» **AIM**: Quote every line below exactly and skip any picture.

A block of data
****
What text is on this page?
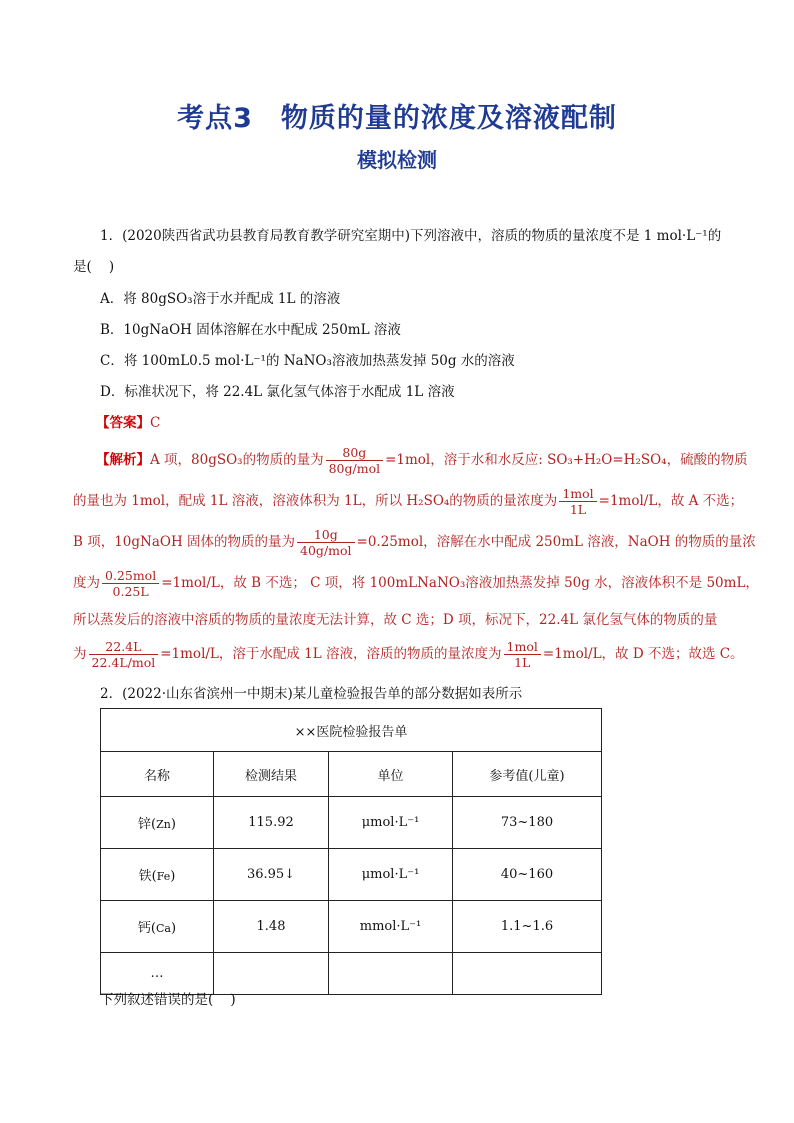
考点3 物质的量的浓度及溶液配制
模拟检测
1．(2020陕西省武功县教育局教育教学研究室期中)下列溶液中，溶质的物质的量浓度不是 1 mol·L⁻¹的
是(    )
A．将 80gSO₃溶于水并配成 1L 的溶液
B．10gNaOH 固体溶解在水中配成 250mL 溶液
C．将 100mL0.5 mol·L⁻¹的 NaNO₃溶液加热蒸发掉 50g 水的溶液
D．标准状况下，将 22.4L 氯化氢气体溶于水配成 1L 溶液
【答案】C
【解析】A 项，80gSO₃的物质的量为 $\frac{80g}{\text{80g/mol}} =1mol$，溶于水和水反应: SO₃+H₂O=H₂SO₄，硫酸的物质
的量也为 1mol，配成 1L 溶液，溶液体积为 1L，所以 H₂SO₄的物质的量浓度为 $\frac{\text{1mol}}{1L} =1mol/L$，故 A 不选；
B 项，10gNaOH 固体的物质的量为 $\frac{10g}{\text{40g/mol}} =0.25mol$，溶解在水中配成 250mL 溶液，NaOH 的物质的量浓
度为 $\frac{\text{0.25mol}}{0.25L} =1mol/L$，故 B 不选； C 项，将 100mLNaNO₃溶液加热蒸发掉 50g 水，溶液体积不是 50mL，
所以蒸发后的溶液中溶质的物质的量浓度无法计算，故 C 选；D 项，标况下，22.4L 氯化氢气体的物质的量
为 $\frac{22.4L}{\text{22.4L/mol}} =1mol/L$，溶于水配成 1L 溶液，溶质的物质的量浓度为 $\frac{\text{1mol}}{1L} =1mol/L$，故 D 不选；故选 C。
2．(2022·山东省滨州一中期末)某儿童检验报告单的部分数据如表所示
××医院检验报告单			
名称	检测结果	单位	参考值(儿童)
锌(Zn)	115.92	μmol·L⁻¹	73~180
铁(Fe)	36.95↓	μmol·L⁻¹	40~160
钙(Ca)	1.48	mmol·L⁻¹	1.1~1.6
…			
下列叙述错误的是(    )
****
» **CORRECT RESPONSE**:
What text is on this page?
考点3 物质的量的浓度及溶液配制
模拟检测
1．(2020陕西省武功县教育局教育教学研究室期中)下列溶液中，溶质的物质的量浓度不是 1 mol·L⁻¹的
是(    )
A．将 80gSO₃溶于水并配成 1L 的溶液
B．10gNaOH 固体溶解在水中配成 250mL 溶液
C．将 100mL0.5 mol·L⁻¹的 NaNO₃溶液加热蒸发掉 50g 水的溶液
D．标准状况下，将 22.4L 氯化氢气体溶于水配成 1L 溶液
【答案】C
【解析】A 项，80gSO₃的物质的量为 $\frac{80g}{\text{80g/mol}} =1mol$，溶于水和水反应: SO₃+H₂O=H₂SO₄，硫酸的物质
的量也为 1mol，配成 1L 溶液，溶液体积为 1L，所以 H₂SO₄的物质的量浓度为 $\frac{\text{1mol}}{1L} =1mol/L$，故 A 不选；
B 项，10gNaOH 固体的物质的量为 $\frac{10g}{\text{40g/mol}} =0.25mol$，溶解在水中配成 250mL 溶液，NaOH 的物质的量浓
度为 $\frac{\text{0.25mol}}{0.25L} =1mol/L$，故 B 不选； C 项，将 100mLNaNO₃溶液加热蒸发掉 50g 水，溶液体积不是 50mL，
所以蒸发后的溶液中溶质的物质的量浓度无法计算，故 C 选；D 项，标况下，22.4L 氯化氢气体的物质的量
为 $\frac{22.4L}{\text{22.4L/mol}} =1mol/L$，溶于水配成 1L 溶液，溶质的物质的量浓度为 $\frac{\text{1mol}}{1L} =1mol/L$，故 D 不选；故选 C。
2．(2022·山东省滨州一中期末)某儿童检验报告单的部分数据如表所示
××医院检验报告单			
名称	检测结果	单位	参考值(儿童)
锌(Zn)	115.92	μmol·L⁻¹	73~180
铁(Fe)	36.95↓	μmol·L⁻¹	40~160
钙(Ca)	1.48	mmol·L⁻¹	1.1~1.6
…			
下列叙述错误的是(    )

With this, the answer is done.